[Data records]
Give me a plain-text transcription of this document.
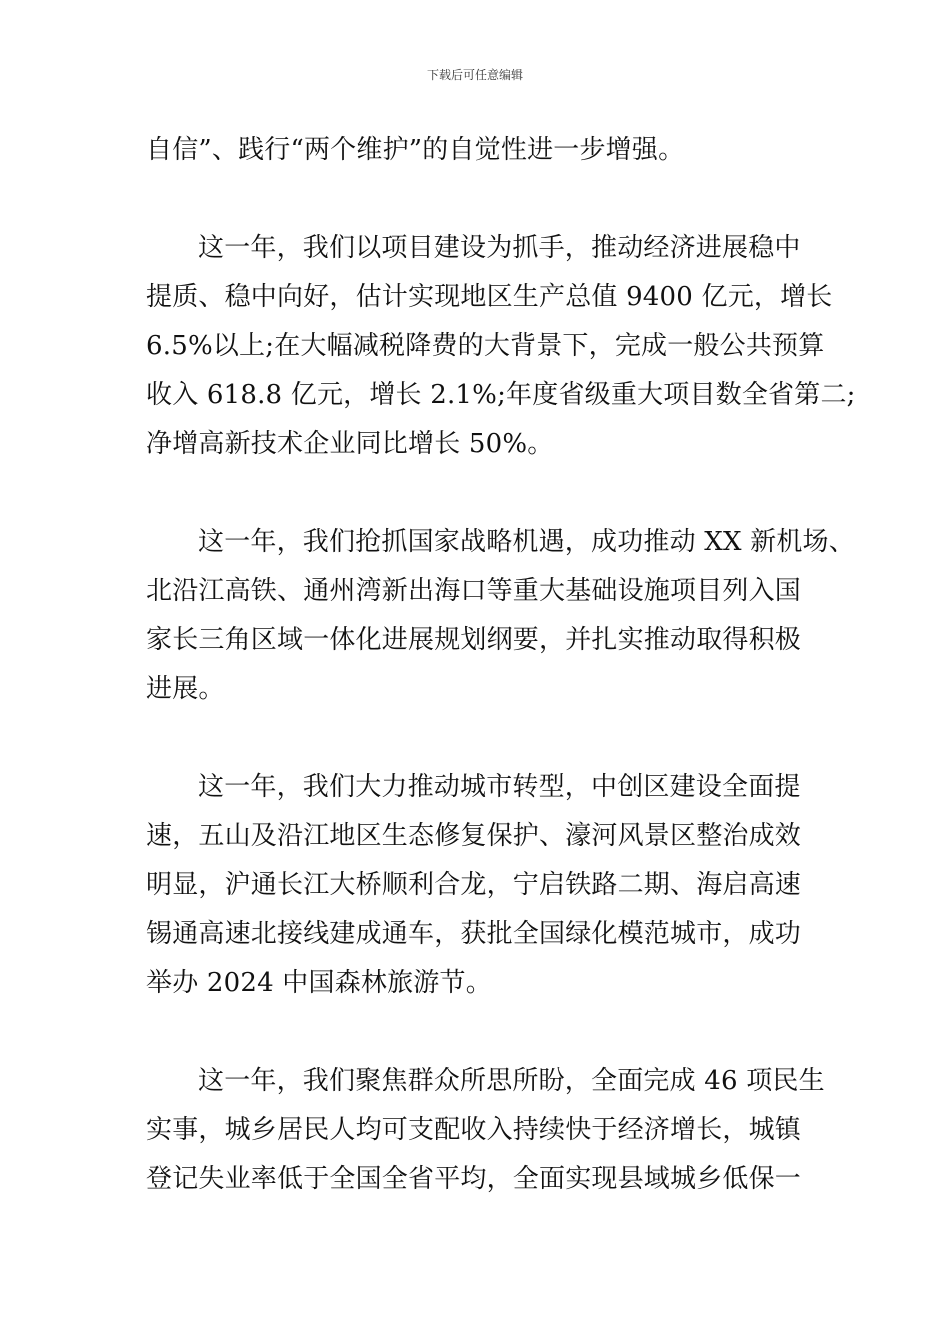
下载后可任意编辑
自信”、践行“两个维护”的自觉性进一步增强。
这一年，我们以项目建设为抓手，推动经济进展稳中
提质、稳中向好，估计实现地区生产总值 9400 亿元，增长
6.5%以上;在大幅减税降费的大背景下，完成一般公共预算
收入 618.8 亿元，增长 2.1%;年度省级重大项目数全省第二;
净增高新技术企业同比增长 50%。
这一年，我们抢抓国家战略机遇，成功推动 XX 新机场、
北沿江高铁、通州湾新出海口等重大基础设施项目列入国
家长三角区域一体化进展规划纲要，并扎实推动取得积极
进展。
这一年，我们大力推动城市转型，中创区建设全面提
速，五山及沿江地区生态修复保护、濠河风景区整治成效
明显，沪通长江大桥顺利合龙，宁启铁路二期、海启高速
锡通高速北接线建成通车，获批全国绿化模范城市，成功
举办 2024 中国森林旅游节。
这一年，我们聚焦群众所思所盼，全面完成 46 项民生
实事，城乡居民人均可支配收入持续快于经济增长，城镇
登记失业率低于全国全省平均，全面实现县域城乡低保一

[Exercise prompt] Write out the material above again, word for word, minus its pictures.

[Expected output]
Give me a plain-text transcription of this document.
下载后可任意编辑
自信”、践行“两个维护”的自觉性进一步增强。
这一年，我们以项目建设为抓手，推动经济进展稳中
提质、稳中向好，估计实现地区生产总值 9400 亿元，增长
6.5%以上;在大幅减税降费的大背景下，完成一般公共预算
收入 618.8 亿元，增长 2.1%;年度省级重大项目数全省第二;
净增高新技术企业同比增长 50%。
这一年，我们抢抓国家战略机遇，成功推动 XX 新机场、
北沿江高铁、通州湾新出海口等重大基础设施项目列入国
家长三角区域一体化进展规划纲要，并扎实推动取得积极
进展。
这一年，我们大力推动城市转型，中创区建设全面提
速，五山及沿江地区生态修复保护、濠河风景区整治成效
明显，沪通长江大桥顺利合龙，宁启铁路二期、海启高速
锡通高速北接线建成通车，获批全国绿化模范城市，成功
举办 2024 中国森林旅游节。
这一年，我们聚焦群众所思所盼，全面完成 46 项民生
实事，城乡居民人均可支配收入持续快于经济增长，城镇
登记失业率低于全国全省平均，全面实现县域城乡低保一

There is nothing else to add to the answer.